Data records
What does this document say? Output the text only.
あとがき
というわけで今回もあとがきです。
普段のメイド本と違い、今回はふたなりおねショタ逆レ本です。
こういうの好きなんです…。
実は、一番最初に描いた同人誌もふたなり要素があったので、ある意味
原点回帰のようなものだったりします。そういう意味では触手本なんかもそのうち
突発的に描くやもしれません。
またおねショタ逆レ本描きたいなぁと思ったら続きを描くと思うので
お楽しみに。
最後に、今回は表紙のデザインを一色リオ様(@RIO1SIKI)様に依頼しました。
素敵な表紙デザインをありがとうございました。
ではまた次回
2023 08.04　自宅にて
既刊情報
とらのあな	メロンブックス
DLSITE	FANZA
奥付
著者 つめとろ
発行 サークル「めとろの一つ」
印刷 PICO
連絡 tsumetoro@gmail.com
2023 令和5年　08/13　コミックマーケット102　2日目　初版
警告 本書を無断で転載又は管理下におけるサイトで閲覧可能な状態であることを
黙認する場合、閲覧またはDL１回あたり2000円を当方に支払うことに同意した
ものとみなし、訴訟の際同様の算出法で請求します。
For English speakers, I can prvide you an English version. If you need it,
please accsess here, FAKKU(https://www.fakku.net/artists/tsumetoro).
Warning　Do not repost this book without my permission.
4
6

== WHAT NEEDS TO BE DONE ==
Where a line in the material above holds "this", copy that line.

== TASK SOLUTION ==
What does this document say? Output the text only.
Warning　Do not repost this book without my permission.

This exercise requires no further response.